**DESCRIPTION OF THE TASK:**
In the entries below, count every line with the string "variable". State the count and nothing else.

* begin RAW DATA *

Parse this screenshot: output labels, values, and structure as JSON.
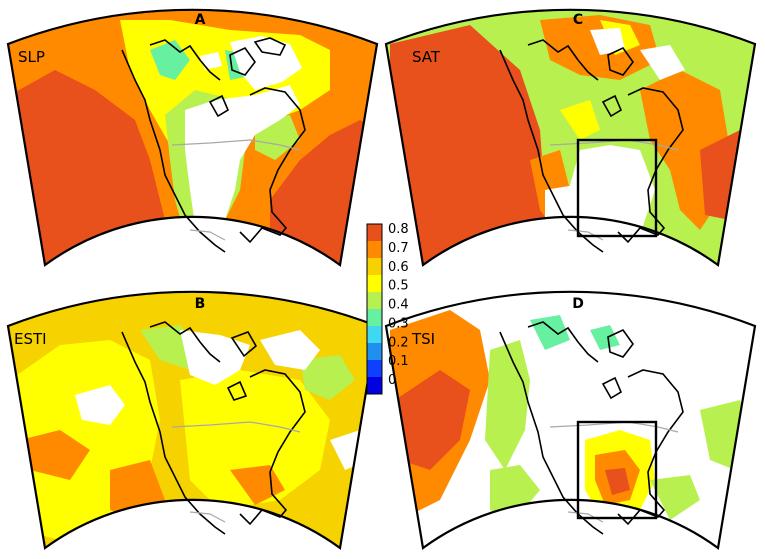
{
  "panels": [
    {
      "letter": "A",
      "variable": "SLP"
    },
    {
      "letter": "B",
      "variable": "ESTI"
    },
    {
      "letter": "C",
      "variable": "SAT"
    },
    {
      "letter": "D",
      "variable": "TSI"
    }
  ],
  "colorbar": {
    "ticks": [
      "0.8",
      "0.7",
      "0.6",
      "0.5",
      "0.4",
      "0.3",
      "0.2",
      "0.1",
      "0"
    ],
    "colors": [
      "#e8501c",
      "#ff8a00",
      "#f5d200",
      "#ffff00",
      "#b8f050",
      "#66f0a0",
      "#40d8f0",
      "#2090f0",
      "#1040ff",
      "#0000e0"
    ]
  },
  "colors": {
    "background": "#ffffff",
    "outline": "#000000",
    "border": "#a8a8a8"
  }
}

* end RAW DATA *

**RESULT BELOW:**
4